'''

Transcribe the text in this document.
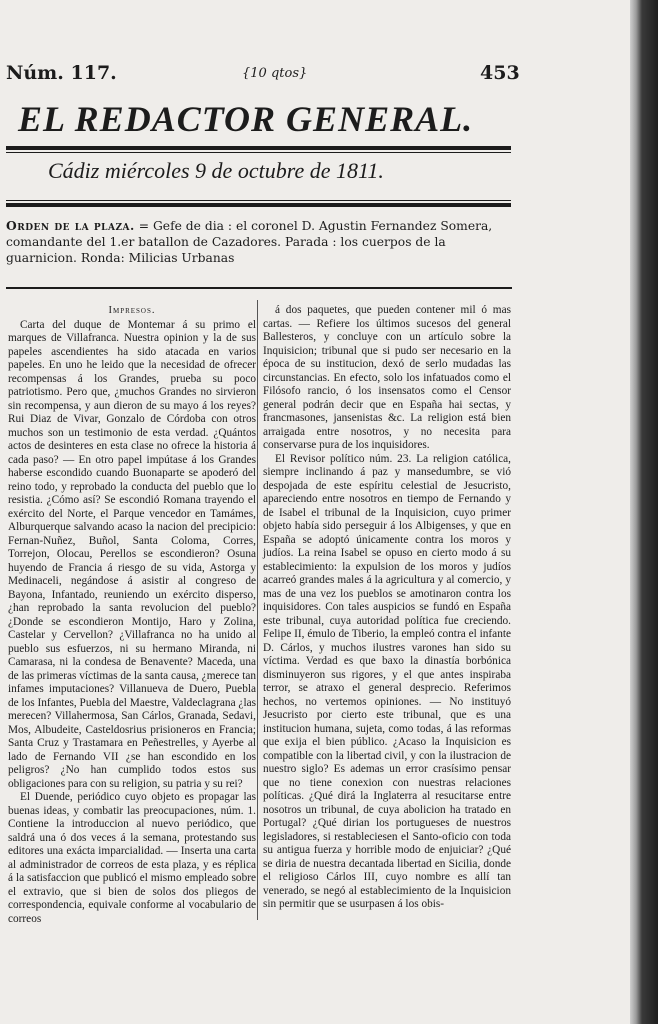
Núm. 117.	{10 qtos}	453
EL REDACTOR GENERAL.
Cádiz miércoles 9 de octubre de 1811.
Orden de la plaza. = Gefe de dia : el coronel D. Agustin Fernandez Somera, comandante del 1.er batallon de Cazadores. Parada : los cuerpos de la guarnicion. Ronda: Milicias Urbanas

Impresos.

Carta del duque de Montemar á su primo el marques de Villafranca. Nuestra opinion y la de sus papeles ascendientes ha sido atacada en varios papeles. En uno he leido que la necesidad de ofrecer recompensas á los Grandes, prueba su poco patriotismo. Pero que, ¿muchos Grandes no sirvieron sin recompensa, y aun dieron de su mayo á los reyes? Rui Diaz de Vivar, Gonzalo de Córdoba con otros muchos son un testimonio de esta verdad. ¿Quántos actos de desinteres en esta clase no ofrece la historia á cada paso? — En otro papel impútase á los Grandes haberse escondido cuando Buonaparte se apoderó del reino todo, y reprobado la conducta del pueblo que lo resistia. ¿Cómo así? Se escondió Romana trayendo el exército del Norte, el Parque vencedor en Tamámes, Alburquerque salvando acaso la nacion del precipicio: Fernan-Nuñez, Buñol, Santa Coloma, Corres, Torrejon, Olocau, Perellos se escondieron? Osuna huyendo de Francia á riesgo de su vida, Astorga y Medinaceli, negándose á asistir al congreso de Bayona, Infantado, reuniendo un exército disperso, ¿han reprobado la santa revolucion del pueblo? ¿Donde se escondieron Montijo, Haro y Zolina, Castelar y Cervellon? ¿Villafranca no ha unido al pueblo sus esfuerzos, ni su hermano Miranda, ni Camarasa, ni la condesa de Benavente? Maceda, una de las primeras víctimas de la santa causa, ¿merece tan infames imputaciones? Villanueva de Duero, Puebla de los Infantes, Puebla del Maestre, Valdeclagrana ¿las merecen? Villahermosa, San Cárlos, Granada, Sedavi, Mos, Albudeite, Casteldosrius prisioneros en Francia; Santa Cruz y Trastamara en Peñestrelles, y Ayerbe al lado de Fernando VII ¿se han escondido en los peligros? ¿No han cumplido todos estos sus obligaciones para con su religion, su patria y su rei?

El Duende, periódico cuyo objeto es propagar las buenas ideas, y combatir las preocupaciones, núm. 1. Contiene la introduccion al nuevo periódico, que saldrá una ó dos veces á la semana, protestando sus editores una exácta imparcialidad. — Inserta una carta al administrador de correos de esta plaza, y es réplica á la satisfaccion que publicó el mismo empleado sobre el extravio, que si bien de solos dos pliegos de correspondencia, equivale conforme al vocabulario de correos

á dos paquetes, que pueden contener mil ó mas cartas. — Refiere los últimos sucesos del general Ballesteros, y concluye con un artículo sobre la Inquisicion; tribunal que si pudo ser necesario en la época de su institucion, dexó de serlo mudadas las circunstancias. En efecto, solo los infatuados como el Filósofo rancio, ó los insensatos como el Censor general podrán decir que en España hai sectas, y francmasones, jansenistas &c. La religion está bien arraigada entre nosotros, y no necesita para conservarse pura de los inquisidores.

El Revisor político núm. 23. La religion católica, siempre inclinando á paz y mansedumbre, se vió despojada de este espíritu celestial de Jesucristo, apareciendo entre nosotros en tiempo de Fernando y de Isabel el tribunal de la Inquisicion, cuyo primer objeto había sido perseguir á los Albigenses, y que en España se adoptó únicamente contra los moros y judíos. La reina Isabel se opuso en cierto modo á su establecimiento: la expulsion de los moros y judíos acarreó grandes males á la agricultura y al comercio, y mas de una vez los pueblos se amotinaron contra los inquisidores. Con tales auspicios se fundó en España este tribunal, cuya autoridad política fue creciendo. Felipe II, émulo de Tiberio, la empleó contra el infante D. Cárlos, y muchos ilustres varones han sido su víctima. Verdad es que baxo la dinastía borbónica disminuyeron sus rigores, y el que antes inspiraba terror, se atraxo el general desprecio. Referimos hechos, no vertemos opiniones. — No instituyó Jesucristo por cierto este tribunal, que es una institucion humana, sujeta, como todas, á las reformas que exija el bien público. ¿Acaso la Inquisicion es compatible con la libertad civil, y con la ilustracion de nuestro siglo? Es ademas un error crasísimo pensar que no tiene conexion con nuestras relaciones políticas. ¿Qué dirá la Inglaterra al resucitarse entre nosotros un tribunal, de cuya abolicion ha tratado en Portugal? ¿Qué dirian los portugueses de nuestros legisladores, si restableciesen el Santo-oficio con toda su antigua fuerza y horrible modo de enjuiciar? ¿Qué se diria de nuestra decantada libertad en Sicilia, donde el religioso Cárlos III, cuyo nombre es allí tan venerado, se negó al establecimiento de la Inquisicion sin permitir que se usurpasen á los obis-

'''
'''

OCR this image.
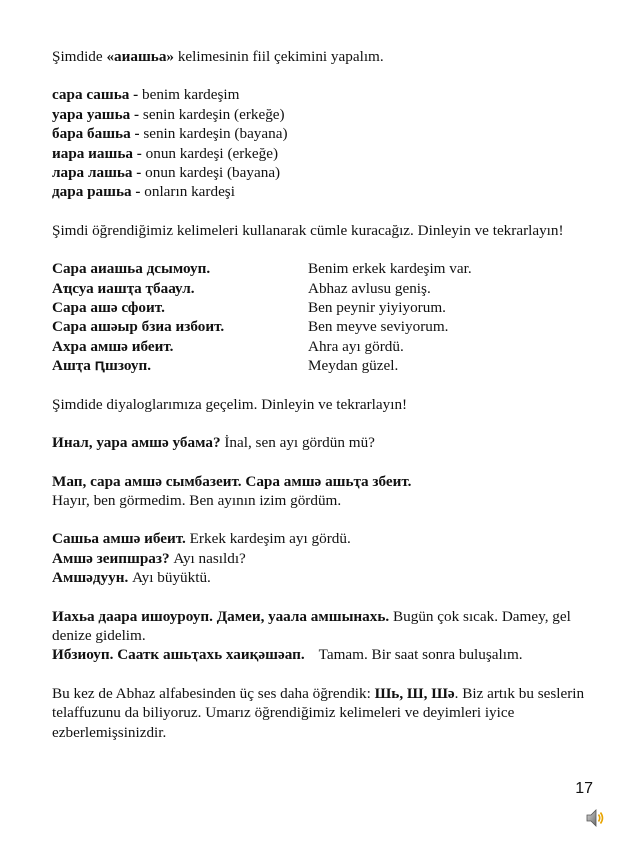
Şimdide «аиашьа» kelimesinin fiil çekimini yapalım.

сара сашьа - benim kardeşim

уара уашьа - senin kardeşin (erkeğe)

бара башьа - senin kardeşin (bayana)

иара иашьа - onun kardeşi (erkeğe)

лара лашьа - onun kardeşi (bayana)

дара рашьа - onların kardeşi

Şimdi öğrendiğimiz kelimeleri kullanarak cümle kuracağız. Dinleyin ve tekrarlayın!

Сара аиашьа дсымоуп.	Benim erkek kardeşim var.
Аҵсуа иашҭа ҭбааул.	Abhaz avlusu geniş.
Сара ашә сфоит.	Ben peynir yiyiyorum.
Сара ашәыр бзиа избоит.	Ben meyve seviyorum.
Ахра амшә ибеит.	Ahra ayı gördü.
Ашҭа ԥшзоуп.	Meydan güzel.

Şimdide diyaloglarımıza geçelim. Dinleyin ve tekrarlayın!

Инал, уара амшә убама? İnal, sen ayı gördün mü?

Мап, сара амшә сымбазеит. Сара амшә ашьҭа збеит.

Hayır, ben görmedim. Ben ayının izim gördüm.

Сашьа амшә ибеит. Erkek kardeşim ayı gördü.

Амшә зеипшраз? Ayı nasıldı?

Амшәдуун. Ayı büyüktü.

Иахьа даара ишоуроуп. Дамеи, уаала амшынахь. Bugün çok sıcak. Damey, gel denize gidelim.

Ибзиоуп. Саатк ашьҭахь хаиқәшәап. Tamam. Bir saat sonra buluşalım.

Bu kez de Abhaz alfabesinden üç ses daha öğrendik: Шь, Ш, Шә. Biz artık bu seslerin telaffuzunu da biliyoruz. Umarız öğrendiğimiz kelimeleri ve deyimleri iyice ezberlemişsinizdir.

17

'''

◆ **WHAT YOU WILL DO**
State, as a number only, how many lines in the entries include "kelimeleri".

◆ **SOLUTION TO THIS TASK**
2